▸ WHAT YOU NEED TO DO:
Reproduce the following material exactly, including every line.

▸ EXERCISE DATA:
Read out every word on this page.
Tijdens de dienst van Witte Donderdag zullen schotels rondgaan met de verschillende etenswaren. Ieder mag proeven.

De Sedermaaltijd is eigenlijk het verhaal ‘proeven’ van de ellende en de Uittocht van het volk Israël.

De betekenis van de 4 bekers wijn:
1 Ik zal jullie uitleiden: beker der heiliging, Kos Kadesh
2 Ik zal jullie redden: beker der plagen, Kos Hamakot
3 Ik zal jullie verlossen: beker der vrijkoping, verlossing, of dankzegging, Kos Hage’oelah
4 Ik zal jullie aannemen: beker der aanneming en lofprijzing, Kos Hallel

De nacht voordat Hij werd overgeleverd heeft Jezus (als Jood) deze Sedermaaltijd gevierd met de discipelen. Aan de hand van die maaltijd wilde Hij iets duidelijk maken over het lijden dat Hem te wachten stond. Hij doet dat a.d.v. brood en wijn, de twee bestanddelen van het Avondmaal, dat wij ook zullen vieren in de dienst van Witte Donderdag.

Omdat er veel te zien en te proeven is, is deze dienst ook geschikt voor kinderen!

▸ THE RESPONSE:
Read out every word on this page.
Tijdens de dienst van Witte Donderdag zullen schotels rondgaan met de verschillende etenswaren. Ieder mag proeven.

De Sedermaaltijd is eigenlijk het verhaal ‘proeven’ van de ellende en de Uittocht van het volk Israël.

De betekenis van de 4 bekers wijn:
1 Ik zal jullie uitleiden: beker der heiliging, Kos Kadesh
2 Ik zal jullie redden: beker der plagen, Kos Hamakot
3 Ik zal jullie verlossen: beker der vrijkoping, verlossing, of dankzegging, Kos Hage’oelah
4 Ik zal jullie aannemen: beker der aanneming en lofprijzing, Kos Hallel

De nacht voordat Hij werd overgeleverd heeft Jezus (als Jood) deze Sedermaaltijd gevierd met de discipelen. Aan de hand van die maaltijd wilde Hij iets duidelijk maken over het lijden dat Hem te wachten stond. Hij doet dat a.d.v. brood en wijn, de twee bestanddelen van het Avondmaal, dat wij ook zullen vieren in de dienst van Witte Donderdag.

Omdat er veel te zien en te proeven is, is deze dienst ook geschikt voor kinderen!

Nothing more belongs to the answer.